▸ Prompt:
Your task is to copy the listing exactly, with the pictures left out.

▸ Listed entries:
======

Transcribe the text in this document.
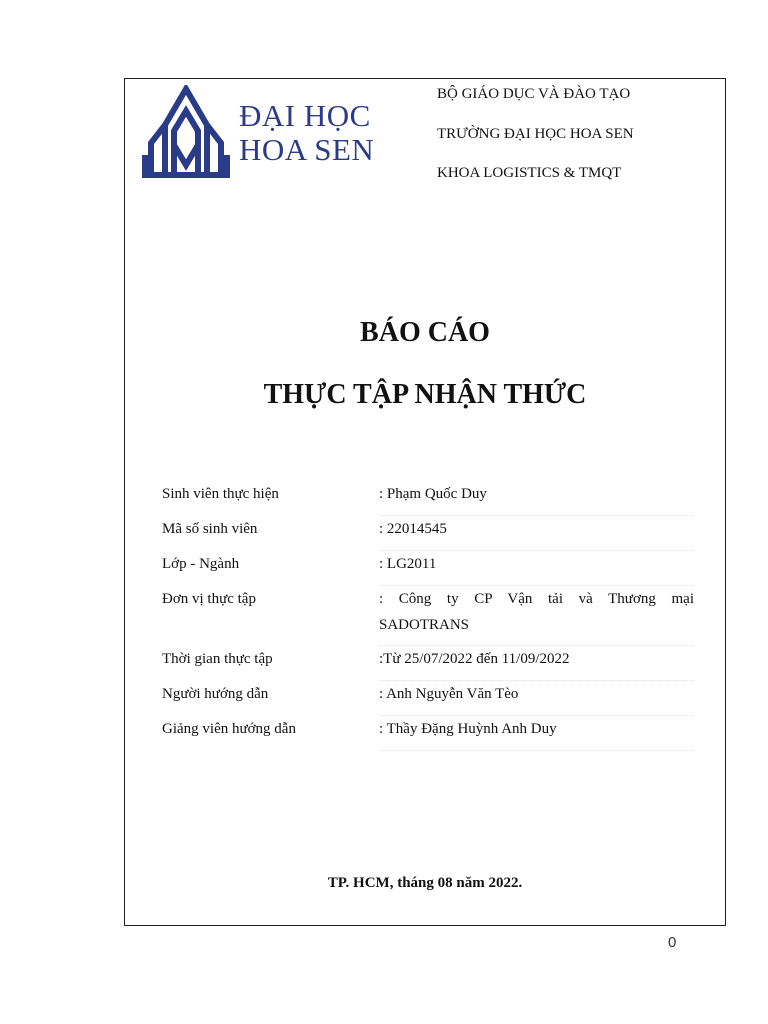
ĐẠI HỌC
HOA SEN
BỘ GIÁO DỤC VÀ ĐÀO TẠO
TRƯỜNG ĐẠI HỌC HOA SEN
KHOA LOGISTICS & TMQT
BÁO CÁO
THỰC TẬP NHẬN THỨC
Sinh viên thực hiện	: Phạm Quốc Duy
Mã số sinh viên	: 22014545
Lớp - Ngành	: LG2011
Đơn vị thực tập	: Công ty CP Vận tải và Thương mại
SADOTRANS
Thời gian thực tập	:Từ 25/07/2022 đến 11/09/2022
Người hướng dẫn	: Anh Nguyễn Văn Tèo
Giảng viên hướng dẫn	: Thầy Đặng Huỳnh Anh Duy
TP. HCM, tháng 08 năm 2022.
0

======

▸ Worked solution:
Transcribe the text in this document.
ĐẠI HỌC
HOA SEN
BỘ GIÁO DỤC VÀ ĐÀO TẠO
TRƯỜNG ĐẠI HỌC HOA SEN
KHOA LOGISTICS & TMQT
BÁO CÁO
THỰC TẬP NHẬN THỨC
Sinh viên thực hiện	: Phạm Quốc Duy
Mã số sinh viên	: 22014545
Lớp - Ngành	: LG2011
Đơn vị thực tập	: Công ty CP Vận tải và Thương mại
SADOTRANS
Thời gian thực tập	:Từ 25/07/2022 đến 11/09/2022
Người hướng dẫn	: Anh Nguyễn Văn Tèo
Giảng viên hướng dẫn	: Thầy Đặng Huỳnh Anh Duy
TP. HCM, tháng 08 năm 2022.
0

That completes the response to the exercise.